▶ _REQUIREMENT_: List each line of the data that holds the string "Coliseum".

▶ _DATASET ROWS_:
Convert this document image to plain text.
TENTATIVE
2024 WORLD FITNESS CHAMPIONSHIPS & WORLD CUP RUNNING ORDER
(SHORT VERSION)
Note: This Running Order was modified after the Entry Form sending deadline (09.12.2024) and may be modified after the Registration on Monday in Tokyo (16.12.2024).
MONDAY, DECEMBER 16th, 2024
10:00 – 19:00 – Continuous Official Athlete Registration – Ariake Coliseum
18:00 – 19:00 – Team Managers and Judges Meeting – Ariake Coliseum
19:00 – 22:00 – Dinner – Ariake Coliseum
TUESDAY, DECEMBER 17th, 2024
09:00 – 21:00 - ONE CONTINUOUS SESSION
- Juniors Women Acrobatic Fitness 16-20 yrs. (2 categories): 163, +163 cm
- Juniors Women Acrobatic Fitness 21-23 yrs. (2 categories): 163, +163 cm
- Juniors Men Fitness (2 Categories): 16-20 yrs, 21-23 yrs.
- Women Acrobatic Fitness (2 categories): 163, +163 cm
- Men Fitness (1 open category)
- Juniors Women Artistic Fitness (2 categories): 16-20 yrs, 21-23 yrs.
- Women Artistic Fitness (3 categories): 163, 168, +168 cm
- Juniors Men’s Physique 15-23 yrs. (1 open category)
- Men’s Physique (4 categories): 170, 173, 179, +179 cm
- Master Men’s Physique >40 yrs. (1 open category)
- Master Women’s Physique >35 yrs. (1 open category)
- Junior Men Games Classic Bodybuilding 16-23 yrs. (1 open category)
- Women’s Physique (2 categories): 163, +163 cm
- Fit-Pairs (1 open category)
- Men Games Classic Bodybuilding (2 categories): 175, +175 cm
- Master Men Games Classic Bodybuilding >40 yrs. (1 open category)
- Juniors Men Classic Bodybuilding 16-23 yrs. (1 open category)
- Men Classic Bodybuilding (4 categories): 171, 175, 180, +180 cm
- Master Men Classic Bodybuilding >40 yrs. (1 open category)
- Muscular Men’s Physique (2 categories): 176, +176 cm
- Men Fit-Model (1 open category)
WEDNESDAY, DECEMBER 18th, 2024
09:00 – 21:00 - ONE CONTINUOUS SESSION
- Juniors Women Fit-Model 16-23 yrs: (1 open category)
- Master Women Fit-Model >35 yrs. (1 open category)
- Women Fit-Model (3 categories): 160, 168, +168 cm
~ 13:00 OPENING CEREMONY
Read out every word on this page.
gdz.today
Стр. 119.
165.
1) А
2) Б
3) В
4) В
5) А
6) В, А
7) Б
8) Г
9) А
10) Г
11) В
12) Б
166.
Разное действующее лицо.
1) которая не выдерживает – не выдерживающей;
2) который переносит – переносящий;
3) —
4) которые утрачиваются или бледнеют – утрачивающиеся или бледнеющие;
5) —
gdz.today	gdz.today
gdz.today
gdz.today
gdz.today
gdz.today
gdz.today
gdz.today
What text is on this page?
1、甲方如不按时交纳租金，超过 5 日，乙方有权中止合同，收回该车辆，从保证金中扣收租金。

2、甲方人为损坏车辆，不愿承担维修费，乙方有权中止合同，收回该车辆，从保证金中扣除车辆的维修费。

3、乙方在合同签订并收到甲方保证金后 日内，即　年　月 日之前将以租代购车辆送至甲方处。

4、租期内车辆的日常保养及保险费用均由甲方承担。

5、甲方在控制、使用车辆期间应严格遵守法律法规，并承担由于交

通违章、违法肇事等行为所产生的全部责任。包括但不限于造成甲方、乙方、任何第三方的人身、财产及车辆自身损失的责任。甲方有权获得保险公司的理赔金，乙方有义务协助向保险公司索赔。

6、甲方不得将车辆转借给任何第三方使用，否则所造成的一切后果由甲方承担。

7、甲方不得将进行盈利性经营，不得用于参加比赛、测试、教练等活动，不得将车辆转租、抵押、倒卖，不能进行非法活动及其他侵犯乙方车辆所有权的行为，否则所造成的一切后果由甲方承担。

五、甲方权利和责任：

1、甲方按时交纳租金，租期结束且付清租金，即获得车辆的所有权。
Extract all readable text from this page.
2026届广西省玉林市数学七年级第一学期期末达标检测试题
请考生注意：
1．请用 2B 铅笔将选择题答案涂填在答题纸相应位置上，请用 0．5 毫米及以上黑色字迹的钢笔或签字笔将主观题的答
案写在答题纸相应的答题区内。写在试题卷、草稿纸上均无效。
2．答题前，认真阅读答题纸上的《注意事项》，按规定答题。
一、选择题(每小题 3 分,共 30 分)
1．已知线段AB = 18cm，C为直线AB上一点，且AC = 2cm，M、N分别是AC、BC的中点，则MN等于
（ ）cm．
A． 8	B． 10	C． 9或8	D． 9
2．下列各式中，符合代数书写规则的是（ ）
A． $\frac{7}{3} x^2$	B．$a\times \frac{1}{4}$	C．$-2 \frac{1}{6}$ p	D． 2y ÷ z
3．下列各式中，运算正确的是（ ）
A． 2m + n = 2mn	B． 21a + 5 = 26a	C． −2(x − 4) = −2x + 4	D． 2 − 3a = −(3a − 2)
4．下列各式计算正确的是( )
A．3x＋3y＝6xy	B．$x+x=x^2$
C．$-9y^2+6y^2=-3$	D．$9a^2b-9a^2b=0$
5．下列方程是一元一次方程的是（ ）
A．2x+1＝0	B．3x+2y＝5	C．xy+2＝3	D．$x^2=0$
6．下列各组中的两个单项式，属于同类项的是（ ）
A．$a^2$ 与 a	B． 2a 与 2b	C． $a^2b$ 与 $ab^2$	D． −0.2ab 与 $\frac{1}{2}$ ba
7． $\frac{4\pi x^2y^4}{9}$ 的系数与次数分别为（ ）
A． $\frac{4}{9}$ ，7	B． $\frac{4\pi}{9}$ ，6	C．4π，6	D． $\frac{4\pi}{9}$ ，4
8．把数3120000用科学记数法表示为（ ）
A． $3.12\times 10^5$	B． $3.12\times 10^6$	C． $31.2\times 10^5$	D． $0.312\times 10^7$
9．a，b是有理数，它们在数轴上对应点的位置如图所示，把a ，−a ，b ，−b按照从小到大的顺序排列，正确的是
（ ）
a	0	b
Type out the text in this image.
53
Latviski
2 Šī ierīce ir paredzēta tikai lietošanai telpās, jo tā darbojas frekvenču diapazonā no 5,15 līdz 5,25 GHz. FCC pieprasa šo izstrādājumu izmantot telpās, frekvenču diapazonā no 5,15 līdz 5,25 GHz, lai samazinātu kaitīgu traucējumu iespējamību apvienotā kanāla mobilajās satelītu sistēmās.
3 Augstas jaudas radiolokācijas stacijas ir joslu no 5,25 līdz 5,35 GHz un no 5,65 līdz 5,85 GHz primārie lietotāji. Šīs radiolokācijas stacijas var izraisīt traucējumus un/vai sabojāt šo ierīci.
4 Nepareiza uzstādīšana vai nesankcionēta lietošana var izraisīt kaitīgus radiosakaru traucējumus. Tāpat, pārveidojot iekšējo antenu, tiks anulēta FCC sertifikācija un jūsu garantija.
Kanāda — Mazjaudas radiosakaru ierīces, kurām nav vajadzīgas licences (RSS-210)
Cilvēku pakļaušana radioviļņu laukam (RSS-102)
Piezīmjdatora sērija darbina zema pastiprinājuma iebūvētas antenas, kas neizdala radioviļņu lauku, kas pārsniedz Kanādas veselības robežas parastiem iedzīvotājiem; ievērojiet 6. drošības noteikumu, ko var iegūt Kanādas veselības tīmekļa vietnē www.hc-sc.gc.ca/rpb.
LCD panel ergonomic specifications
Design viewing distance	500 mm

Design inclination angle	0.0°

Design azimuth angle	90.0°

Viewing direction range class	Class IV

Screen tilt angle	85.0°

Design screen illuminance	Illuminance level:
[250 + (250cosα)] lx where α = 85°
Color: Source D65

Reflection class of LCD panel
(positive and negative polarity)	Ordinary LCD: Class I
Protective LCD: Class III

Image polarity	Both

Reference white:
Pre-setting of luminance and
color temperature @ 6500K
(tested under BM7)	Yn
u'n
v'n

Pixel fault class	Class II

▶ _SOLUTION TO THIS TASK_:
10:00 – 19:00 – Continuous Official Athlete Registration – Ariake Coliseum
18:00 – 19:00 – Team Managers and Judges Meeting – Ariake Coliseum
19:00 – 22:00 – Dinner – Ariake Coliseum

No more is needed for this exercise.